┌─ PROVIDED ENTRIES
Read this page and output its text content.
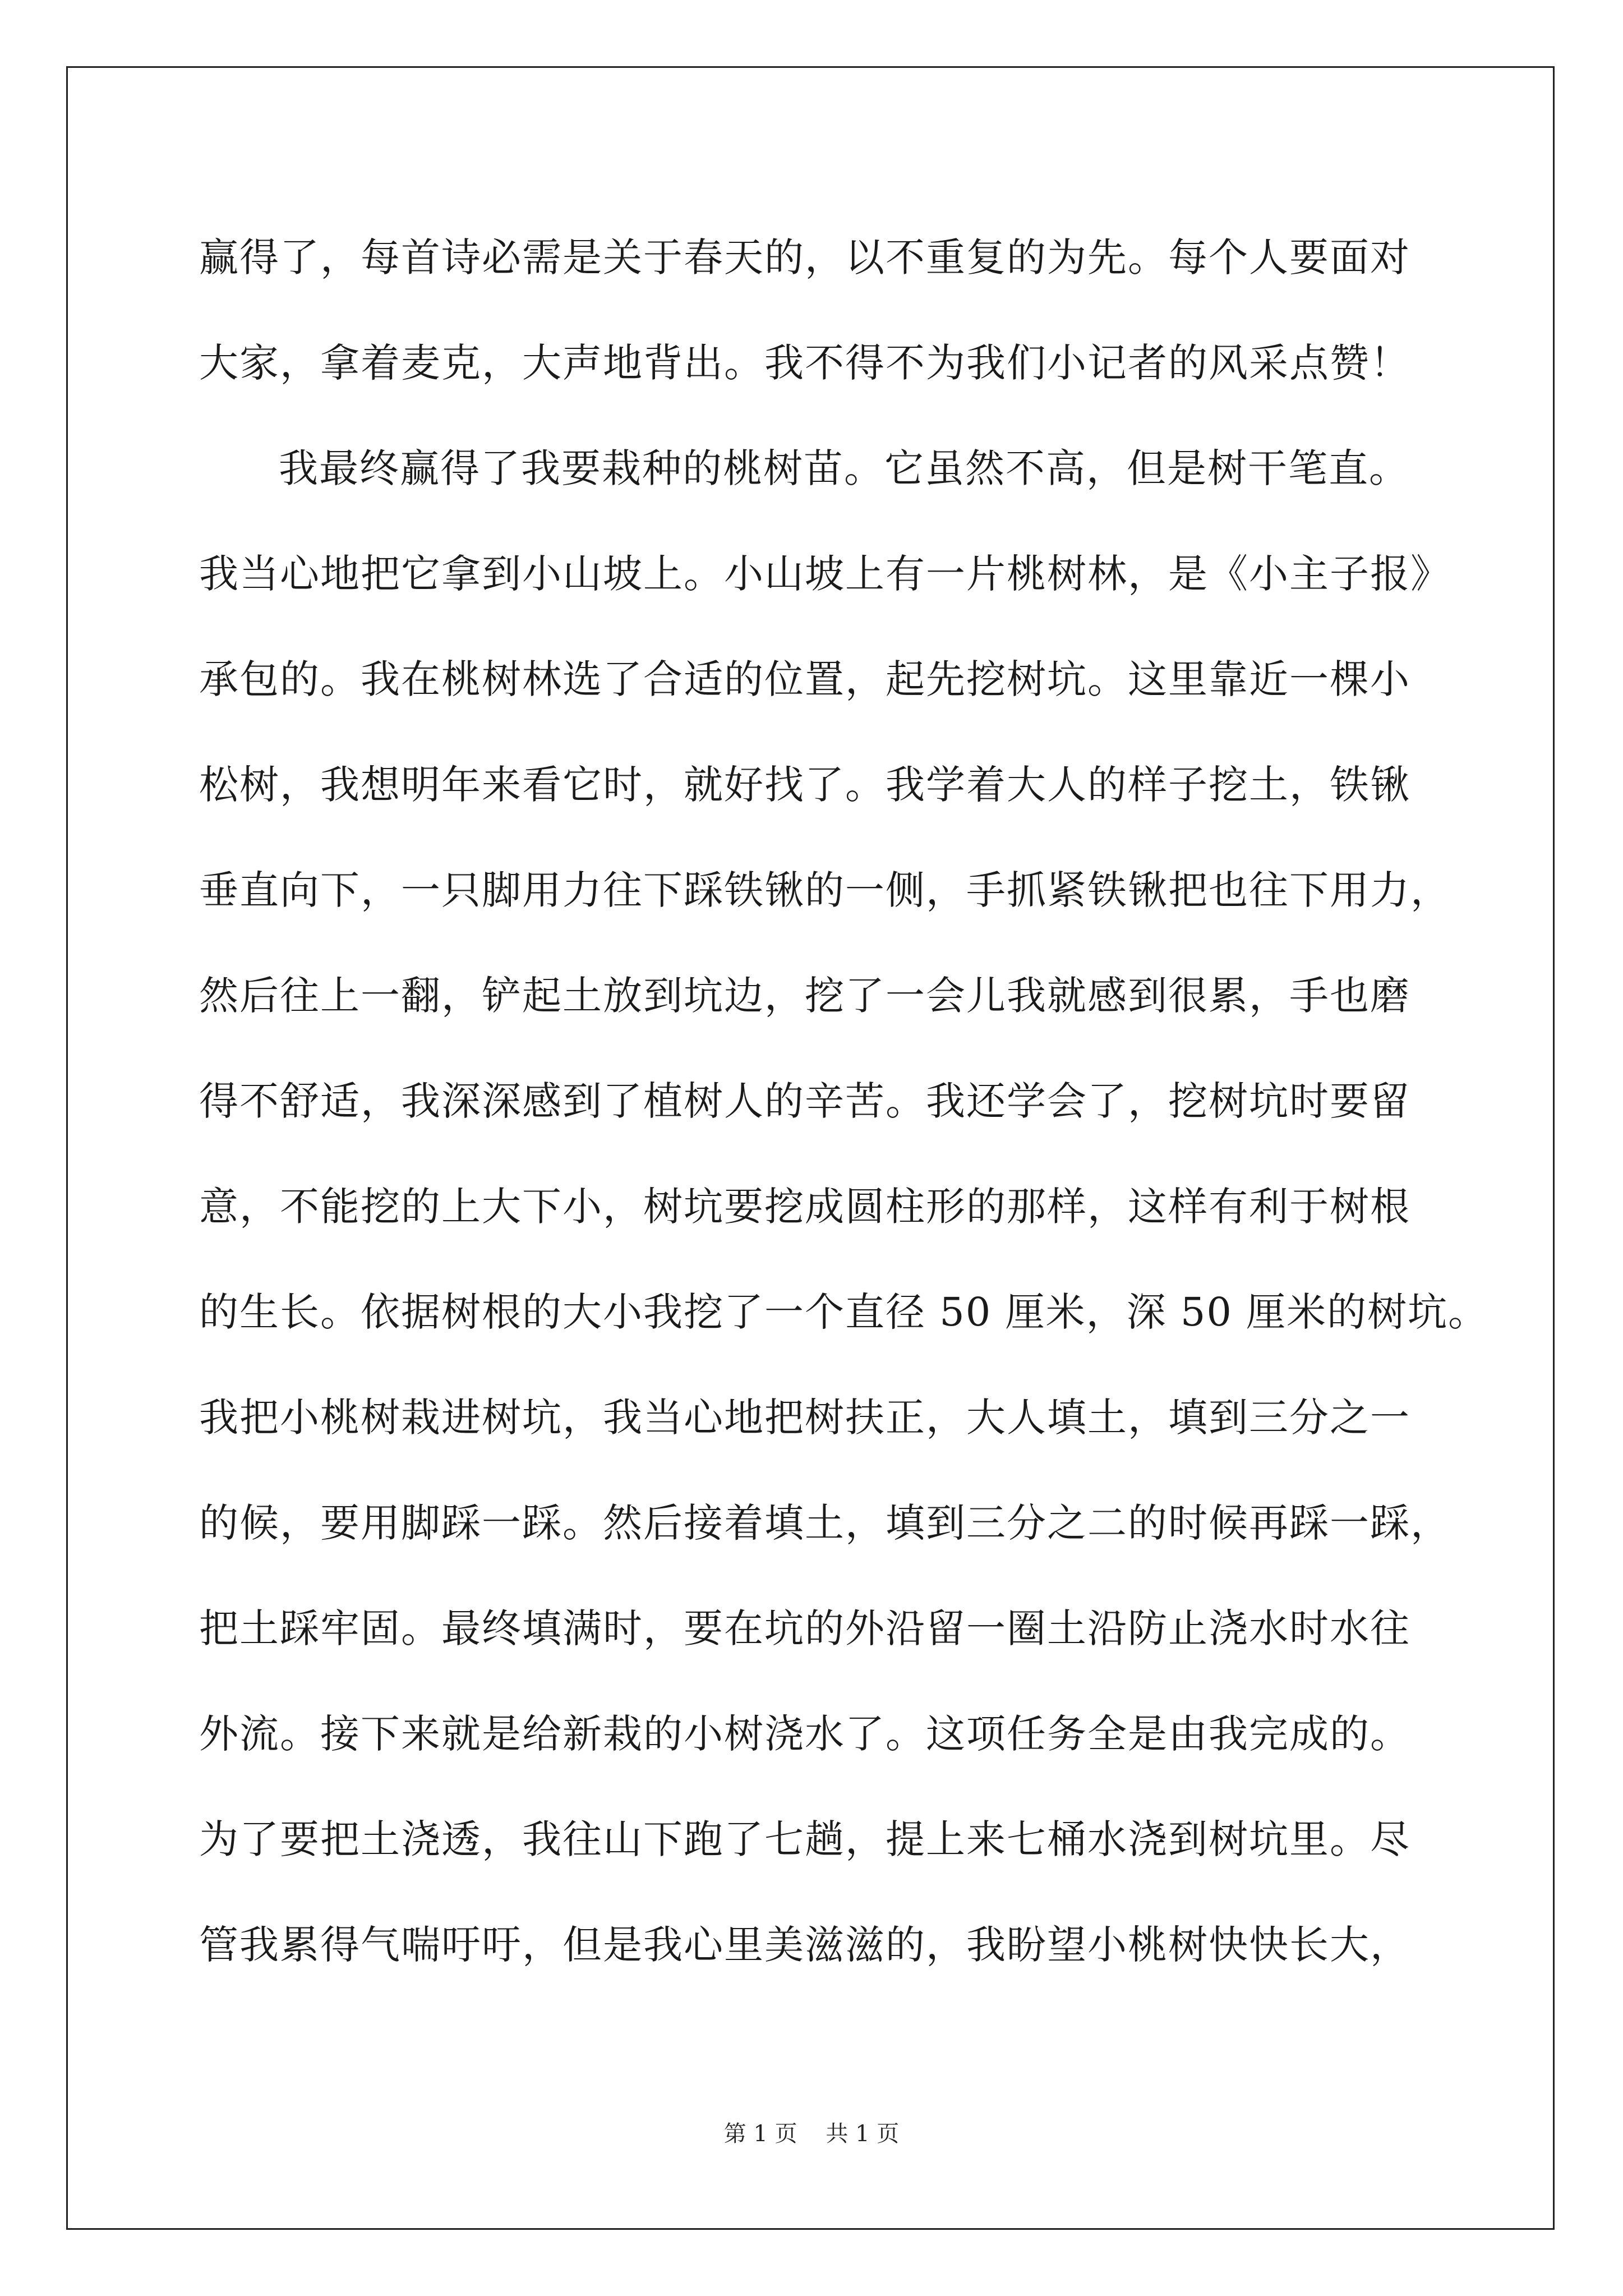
赢得了，每首诗必需是关于春天的，以不重复的为先。每个人要面对
大家，拿着麦克，大声地背出。我不得不为我们小记者的风采点赞！
我最终赢得了我要栽种的桃树苗。它虽然不高，但是树干笔直。
我当心地把它拿到小山坡上。小山坡上有一片桃树林，是《小主子报》
承包的。我在桃树林选了合适的位置，起先挖树坑。这里靠近一棵小
松树，我想明年来看它时，就好找了。我学着大人的样子挖土，铁锹
垂直向下，一只脚用力往下踩铁锹的一侧，手抓紧铁锹把也往下用力，
然后往上一翻，铲起土放到坑边，挖了一会儿我就感到很累，手也磨
得不舒适，我深深感到了植树人的辛苦。我还学会了，挖树坑时要留
意，不能挖的上大下小，树坑要挖成圆柱形的那样，这样有利于树根
的生长。依据树根的大小我挖了一个直径 50 厘米，深 50 厘米的树坑。
我把小桃树栽进树坑，我当心地把树扶正，大人填土，填到三分之一
的候，要用脚踩一踩。然后接着填土，填到三分之二的时候再踩一踩，
把土踩牢固。最终填满时，要在坑的外沿留一圈土沿防止浇水时水往
外流。接下来就是给新栽的小树浇水了。这项任务全是由我完成的。
为了要把土浇透，我往山下跑了七趟，提上来七桶水浇到树坑里。尽
管我累得气喘吁吁，但是我心里美滋滋的，我盼望小桃树快快长大，
第 1 页    共 1 页
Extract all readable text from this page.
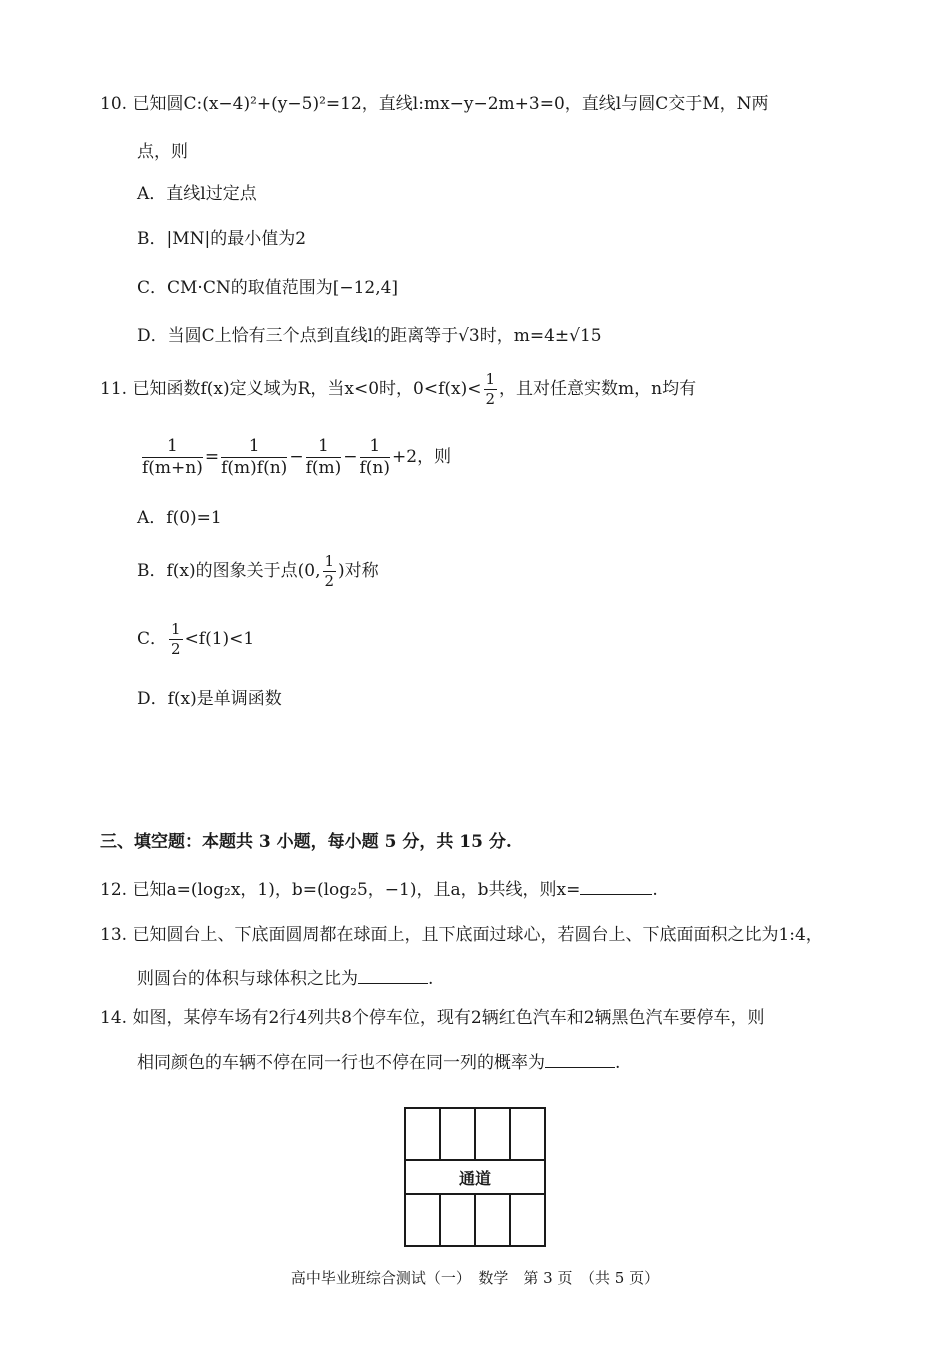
10. 已知圆C:(x−4)²+(y−5)²=12，直线l:mx−y−2m+3=0，直线l与圆C交于M，N两
点，则
A．直线l过定点
B．|MN|的最小值为2
C．CM·CN的取值范围为[−12,4]
D．当圆C上恰有三个点到直线l的距离等于√3时，m=4±√15
11. 已知函数f(x)定义域为R，当x<0时，$0<f(x)< \frac{1}{2}$ ，且对任意实数m，n均有
$\frac{1}{f(m+n)} = \frac{1}{f(m)f(n)} - \frac{1}{f(m)} - \frac{1}{f(n)} +2$，则
A．f(0)=1
B．f(x)的图象关于点(0, $\frac{1}{2}$ )对称
C． $\frac{1}{2} <f(1)<1$
D．f(x)是单调函数
三、填空题：本题共 3 小题，每小题 5 分，共 15 分.
12. 已知a=(log₂x，1)，b=(log₂5，−1)，且a，b共线，则x=	.
13. 已知圆台上、下底面圆周都在球面上，且下底面过球心，若圆台上、下底面面积之比为1:4，
则圆台的体积与球体积之比为	.
14. 如图，某停车场有2行4列共8个停车位，现有2辆红色汽车和2辆黑色汽车要停车，则
相同颜色的车辆不停在同一行也不停在同一列的概率为	.
通道
高中毕业班综合测试（一）　数学　第 3 页　（共 5 页）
└─
* _GIVEN INSTRUCTION_
Quote the material exactly. Pictures stay out.

* _SOLUTION FOR THIS PROBLEM_
Read this page and output its text content.
赢得了，每首诗必需是关于春天的，以不重复的为先。每个人要面对
大家，拿着麦克，大声地背出。我不得不为我们小记者的风采点赞！
我最终赢得了我要栽种的桃树苗。它虽然不高，但是树干笔直。
我当心地把它拿到小山坡上。小山坡上有一片桃树林，是《小主子报》
承包的。我在桃树林选了合适的位置，起先挖树坑。这里靠近一棵小
松树，我想明年来看它时，就好找了。我学着大人的样子挖土，铁锹
垂直向下，一只脚用力往下踩铁锹的一侧，手抓紧铁锹把也往下用力，
然后往上一翻，铲起土放到坑边，挖了一会儿我就感到很累，手也磨
得不舒适，我深深感到了植树人的辛苦。我还学会了，挖树坑时要留
意，不能挖的上大下小，树坑要挖成圆柱形的那样，这样有利于树根
的生长。依据树根的大小我挖了一个直径 50 厘米，深 50 厘米的树坑。
我把小桃树栽进树坑，我当心地把树扶正，大人填土，填到三分之一
的候，要用脚踩一踩。然后接着填土，填到三分之二的时候再踩一踩，
把土踩牢固。最终填满时，要在坑的外沿留一圈土沿防止浇水时水往
外流。接下来就是给新栽的小树浇水了。这项任务全是由我完成的。
为了要把土浇透，我往山下跑了七趟，提上来七桶水浇到树坑里。尽
管我累得气喘吁吁，但是我心里美滋滋的，我盼望小桃树快快长大，
第 1 页    共 1 页
Extract all readable text from this page.
10. 已知圆C:(x−4)²+(y−5)²=12，直线l:mx−y−2m+3=0，直线l与圆C交于M，N两
点，则
A．直线l过定点
B．|MN|的最小值为2
C．CM·CN的取值范围为[−12,4]
D．当圆C上恰有三个点到直线l的距离等于√3时，m=4±√15
11. 已知函数f(x)定义域为R，当x<0时，$0<f(x)< \frac{1}{2}$ ，且对任意实数m，n均有
$\frac{1}{f(m+n)} = \frac{1}{f(m)f(n)} - \frac{1}{f(m)} - \frac{1}{f(n)} +2$，则
A．f(0)=1
B．f(x)的图象关于点(0, $\frac{1}{2}$ )对称
C． $\frac{1}{2} <f(1)<1$
D．f(x)是单调函数
三、填空题：本题共 3 小题，每小题 5 分，共 15 分.
12. 已知a=(log₂x，1)，b=(log₂5，−1)，且a，b共线，则x=	.
13. 已知圆台上、下底面圆周都在球面上，且下底面过球心，若圆台上、下底面面积之比为1:4，
则圆台的体积与球体积之比为	.
14. 如图，某停车场有2行4列共8个停车位，现有2辆红色汽车和2辆黑色汽车要停车，则
相同颜色的车辆不停在同一行也不停在同一列的概率为	.
通道
高中毕业班综合测试（一）　数学　第 3 页　（共 5 页）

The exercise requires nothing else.